All lines featuring the string "procedures" are to be listed.

• ENTRIES SUPPLIED:
=-=-=-=-=

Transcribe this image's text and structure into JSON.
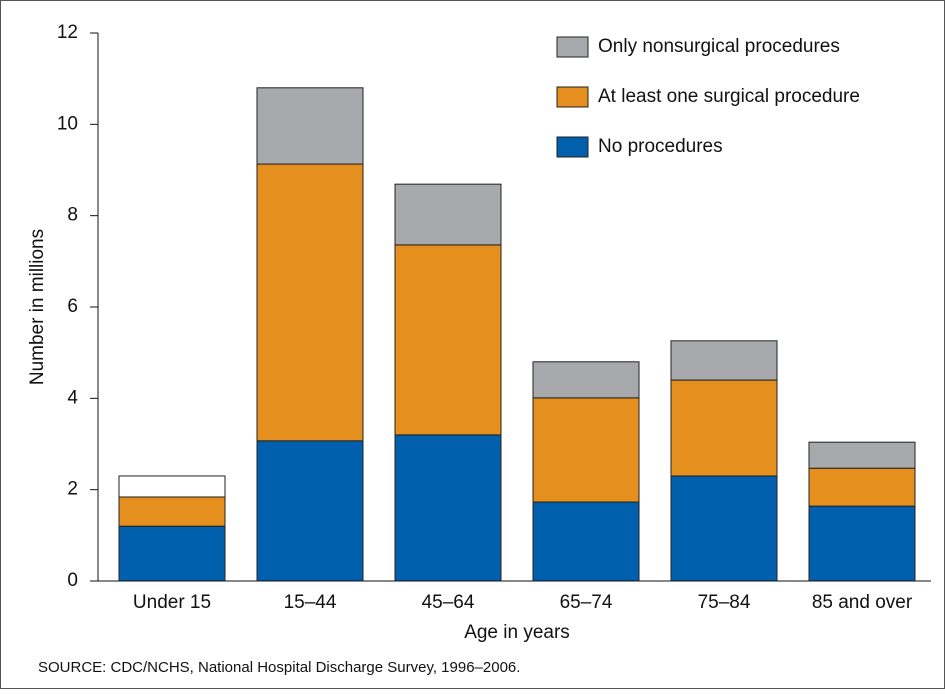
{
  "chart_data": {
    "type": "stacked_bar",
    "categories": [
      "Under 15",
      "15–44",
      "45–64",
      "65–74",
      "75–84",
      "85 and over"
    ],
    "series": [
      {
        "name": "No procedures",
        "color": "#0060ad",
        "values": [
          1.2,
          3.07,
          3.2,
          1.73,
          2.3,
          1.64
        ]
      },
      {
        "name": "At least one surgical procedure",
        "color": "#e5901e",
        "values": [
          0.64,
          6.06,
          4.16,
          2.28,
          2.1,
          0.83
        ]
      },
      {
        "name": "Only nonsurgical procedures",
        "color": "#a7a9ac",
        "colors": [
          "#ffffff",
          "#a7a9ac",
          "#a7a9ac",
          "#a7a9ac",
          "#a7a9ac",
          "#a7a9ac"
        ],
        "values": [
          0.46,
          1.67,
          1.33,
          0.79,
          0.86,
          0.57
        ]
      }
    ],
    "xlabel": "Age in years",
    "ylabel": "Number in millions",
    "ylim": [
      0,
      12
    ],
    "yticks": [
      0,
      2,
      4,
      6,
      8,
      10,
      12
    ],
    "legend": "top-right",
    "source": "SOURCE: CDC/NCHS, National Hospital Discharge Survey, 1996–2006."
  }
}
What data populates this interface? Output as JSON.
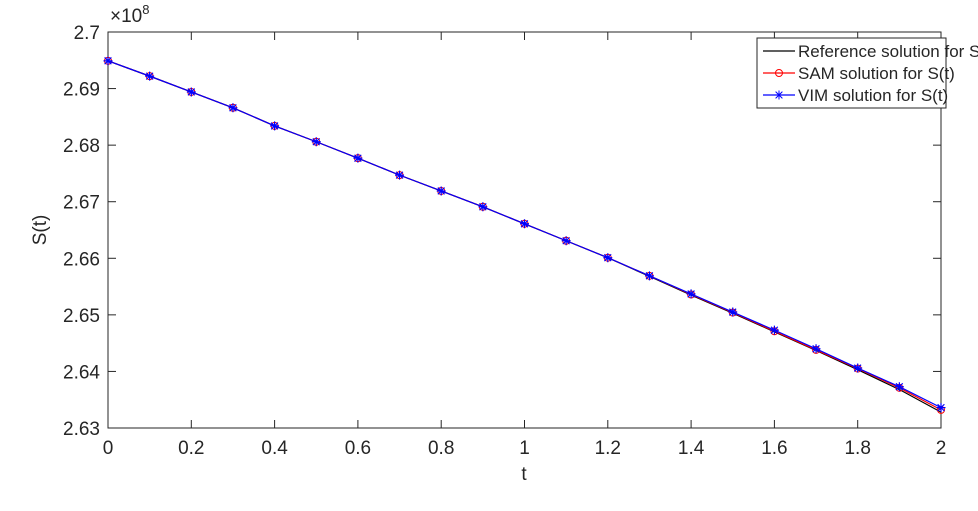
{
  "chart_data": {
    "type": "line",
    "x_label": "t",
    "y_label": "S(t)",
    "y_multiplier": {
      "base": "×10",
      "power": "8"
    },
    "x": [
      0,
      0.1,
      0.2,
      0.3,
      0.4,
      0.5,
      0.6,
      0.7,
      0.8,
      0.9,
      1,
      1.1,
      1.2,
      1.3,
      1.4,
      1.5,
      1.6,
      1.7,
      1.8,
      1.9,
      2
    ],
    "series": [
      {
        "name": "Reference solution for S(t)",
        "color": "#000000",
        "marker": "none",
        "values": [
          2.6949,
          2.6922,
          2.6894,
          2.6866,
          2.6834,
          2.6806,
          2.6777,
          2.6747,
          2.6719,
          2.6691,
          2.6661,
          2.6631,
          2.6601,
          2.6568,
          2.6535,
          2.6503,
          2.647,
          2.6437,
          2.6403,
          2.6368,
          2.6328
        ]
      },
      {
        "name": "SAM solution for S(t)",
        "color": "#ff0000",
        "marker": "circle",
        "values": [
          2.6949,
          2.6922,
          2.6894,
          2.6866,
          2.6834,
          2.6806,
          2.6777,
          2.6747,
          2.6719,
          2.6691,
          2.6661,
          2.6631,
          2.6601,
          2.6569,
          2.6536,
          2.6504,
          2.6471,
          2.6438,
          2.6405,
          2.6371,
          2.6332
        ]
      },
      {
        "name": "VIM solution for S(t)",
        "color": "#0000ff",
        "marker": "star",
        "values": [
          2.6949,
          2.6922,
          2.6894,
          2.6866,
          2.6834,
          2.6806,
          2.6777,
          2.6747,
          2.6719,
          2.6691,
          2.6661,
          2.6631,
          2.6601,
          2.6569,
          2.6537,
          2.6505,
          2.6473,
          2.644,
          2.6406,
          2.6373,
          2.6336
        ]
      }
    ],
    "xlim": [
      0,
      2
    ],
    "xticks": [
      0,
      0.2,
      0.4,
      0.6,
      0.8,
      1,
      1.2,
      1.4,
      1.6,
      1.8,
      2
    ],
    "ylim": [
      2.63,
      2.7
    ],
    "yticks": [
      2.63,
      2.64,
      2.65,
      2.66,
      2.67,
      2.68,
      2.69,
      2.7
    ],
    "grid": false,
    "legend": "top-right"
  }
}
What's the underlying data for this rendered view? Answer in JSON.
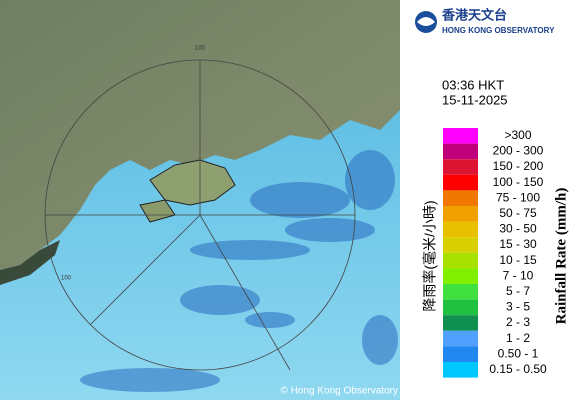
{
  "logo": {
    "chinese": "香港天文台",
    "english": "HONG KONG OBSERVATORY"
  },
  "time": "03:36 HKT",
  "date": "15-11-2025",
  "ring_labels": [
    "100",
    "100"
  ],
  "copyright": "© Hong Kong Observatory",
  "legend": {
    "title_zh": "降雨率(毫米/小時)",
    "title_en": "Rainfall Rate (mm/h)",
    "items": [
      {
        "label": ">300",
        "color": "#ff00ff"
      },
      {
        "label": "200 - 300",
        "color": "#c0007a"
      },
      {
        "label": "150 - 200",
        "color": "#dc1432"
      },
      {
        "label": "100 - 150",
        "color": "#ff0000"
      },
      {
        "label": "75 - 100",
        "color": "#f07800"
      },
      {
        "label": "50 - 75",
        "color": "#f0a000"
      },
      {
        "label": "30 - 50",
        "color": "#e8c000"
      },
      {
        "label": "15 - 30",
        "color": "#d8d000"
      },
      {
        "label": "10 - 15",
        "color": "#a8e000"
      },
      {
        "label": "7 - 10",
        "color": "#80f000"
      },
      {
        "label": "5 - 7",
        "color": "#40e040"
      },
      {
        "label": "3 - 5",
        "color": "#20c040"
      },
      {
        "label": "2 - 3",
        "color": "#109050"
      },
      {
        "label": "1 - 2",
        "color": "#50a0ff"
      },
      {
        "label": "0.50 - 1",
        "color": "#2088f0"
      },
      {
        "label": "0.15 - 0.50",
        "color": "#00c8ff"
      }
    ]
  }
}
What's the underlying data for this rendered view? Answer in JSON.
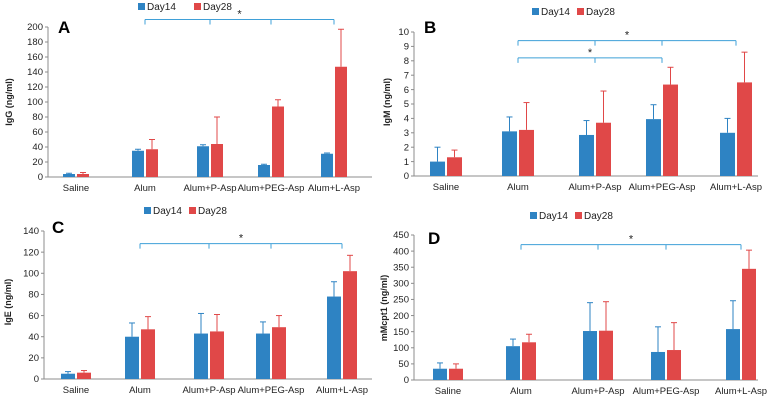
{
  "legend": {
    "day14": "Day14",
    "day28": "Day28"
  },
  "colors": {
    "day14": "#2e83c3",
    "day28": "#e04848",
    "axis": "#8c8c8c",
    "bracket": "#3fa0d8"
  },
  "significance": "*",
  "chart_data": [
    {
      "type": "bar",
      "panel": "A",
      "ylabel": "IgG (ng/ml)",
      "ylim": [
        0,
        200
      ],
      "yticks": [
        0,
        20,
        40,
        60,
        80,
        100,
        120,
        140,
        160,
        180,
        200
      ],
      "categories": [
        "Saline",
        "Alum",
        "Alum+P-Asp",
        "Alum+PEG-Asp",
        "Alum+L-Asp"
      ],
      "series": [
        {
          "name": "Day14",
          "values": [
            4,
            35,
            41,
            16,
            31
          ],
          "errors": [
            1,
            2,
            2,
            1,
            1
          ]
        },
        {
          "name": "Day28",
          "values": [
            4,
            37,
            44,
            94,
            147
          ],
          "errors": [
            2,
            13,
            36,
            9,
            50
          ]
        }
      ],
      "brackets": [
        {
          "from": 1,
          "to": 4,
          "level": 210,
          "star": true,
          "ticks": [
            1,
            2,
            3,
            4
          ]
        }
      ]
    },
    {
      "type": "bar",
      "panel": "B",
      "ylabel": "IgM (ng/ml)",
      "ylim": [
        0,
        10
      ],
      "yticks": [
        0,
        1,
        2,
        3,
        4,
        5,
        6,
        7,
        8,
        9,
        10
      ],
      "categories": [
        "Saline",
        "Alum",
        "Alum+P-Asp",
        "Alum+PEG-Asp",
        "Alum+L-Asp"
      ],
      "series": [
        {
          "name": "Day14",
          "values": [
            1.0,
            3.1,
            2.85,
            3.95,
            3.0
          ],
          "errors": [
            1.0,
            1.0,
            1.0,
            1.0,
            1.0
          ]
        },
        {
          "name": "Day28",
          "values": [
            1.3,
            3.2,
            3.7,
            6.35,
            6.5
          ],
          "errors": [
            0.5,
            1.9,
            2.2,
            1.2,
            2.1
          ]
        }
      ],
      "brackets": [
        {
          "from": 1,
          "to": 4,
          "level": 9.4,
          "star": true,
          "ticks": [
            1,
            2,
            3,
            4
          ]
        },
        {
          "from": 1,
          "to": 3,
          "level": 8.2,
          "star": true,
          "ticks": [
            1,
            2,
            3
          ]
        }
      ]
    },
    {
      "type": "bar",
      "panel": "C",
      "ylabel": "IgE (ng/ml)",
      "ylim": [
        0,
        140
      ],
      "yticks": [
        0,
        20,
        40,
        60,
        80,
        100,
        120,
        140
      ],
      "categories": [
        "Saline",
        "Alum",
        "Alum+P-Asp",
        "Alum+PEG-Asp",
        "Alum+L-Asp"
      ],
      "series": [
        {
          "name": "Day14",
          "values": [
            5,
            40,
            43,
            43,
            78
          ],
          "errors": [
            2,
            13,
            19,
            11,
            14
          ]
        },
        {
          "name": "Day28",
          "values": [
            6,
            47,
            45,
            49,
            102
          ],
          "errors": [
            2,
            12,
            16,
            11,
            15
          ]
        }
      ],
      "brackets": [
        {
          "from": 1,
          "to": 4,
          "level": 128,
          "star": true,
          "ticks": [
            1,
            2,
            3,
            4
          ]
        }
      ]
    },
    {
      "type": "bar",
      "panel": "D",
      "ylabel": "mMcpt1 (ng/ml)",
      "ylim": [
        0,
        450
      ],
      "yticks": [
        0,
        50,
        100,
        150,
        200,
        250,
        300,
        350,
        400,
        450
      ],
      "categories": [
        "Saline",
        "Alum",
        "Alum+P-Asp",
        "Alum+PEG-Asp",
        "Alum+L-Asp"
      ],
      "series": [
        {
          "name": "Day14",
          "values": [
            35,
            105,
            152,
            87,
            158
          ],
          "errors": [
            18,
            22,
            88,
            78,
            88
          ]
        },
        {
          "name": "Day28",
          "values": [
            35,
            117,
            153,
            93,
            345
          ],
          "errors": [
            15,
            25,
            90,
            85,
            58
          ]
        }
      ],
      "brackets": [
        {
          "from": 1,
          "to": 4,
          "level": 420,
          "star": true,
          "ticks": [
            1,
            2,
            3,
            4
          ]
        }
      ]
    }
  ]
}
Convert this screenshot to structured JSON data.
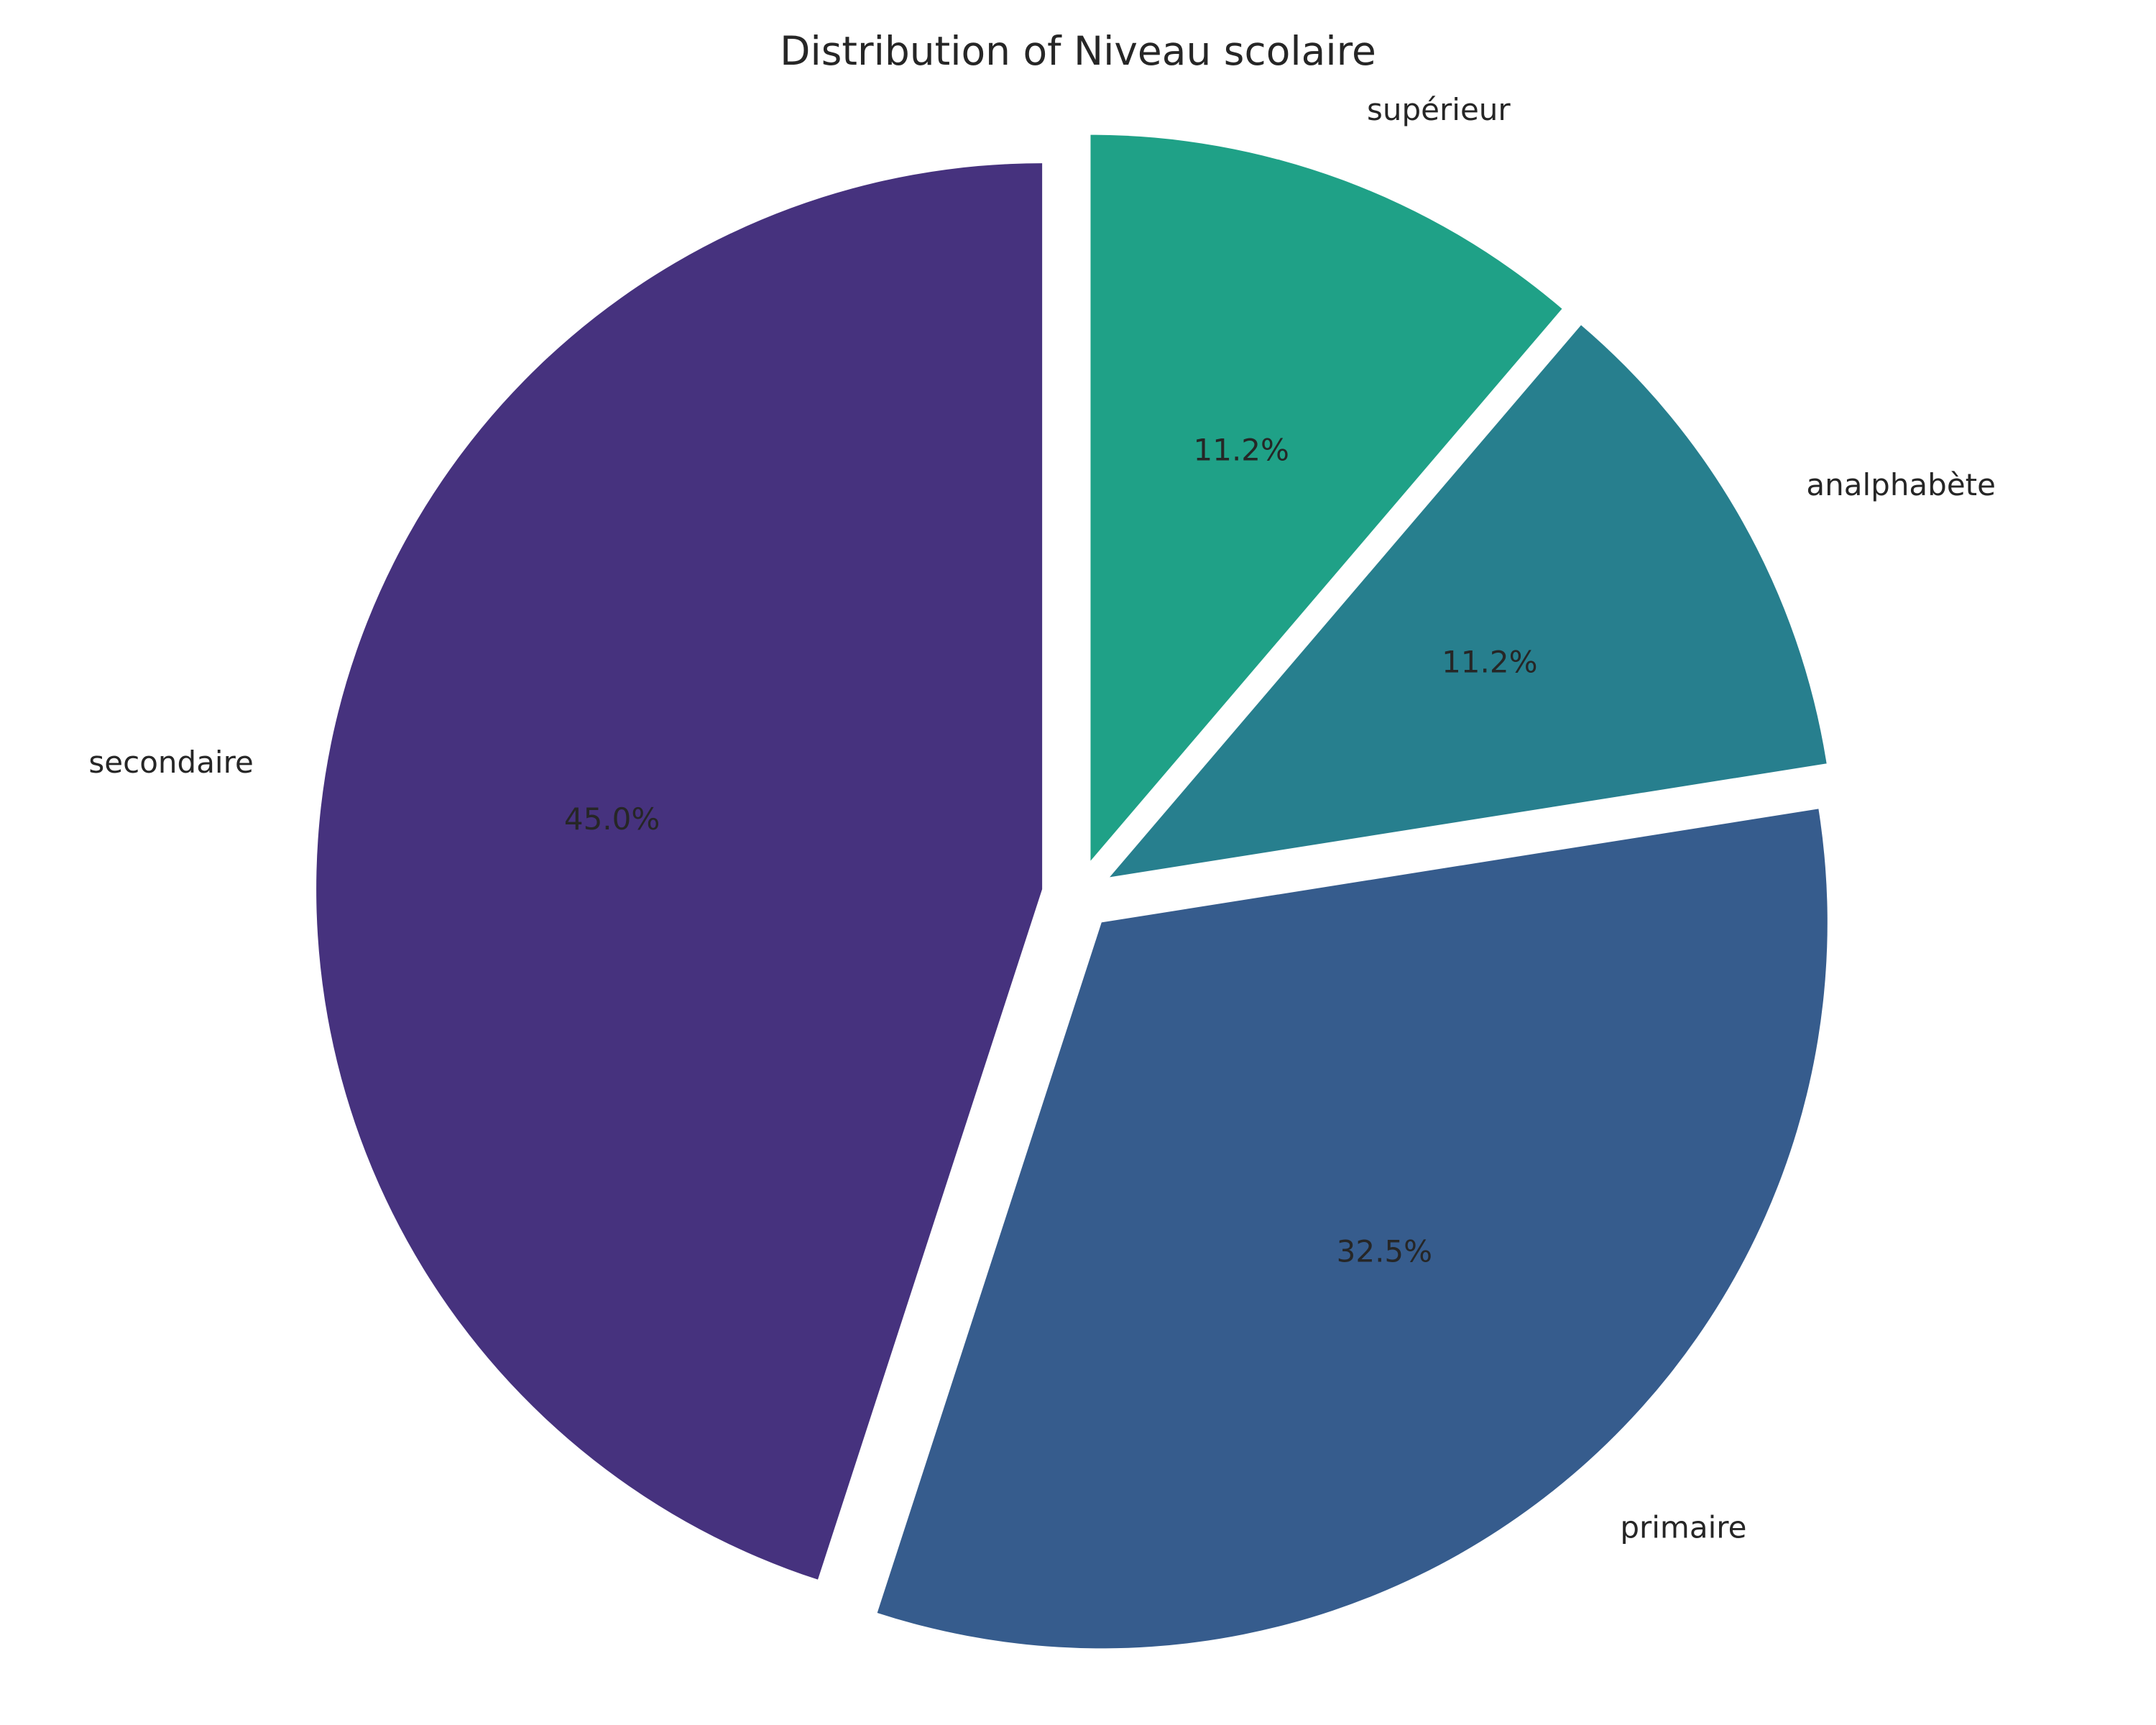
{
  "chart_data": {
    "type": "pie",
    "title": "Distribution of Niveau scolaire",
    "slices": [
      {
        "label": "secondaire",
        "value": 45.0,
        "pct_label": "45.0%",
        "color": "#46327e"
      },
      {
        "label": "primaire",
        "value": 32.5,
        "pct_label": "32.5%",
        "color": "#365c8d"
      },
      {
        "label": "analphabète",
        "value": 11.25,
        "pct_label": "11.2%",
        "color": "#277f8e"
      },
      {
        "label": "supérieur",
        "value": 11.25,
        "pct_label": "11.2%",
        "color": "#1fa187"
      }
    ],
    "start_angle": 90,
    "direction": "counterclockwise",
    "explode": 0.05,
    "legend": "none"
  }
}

=-=-=-=-=

• FULL OUTPUT:
        "name": "No procedures",
        "name": "Only nonsurgical procedures",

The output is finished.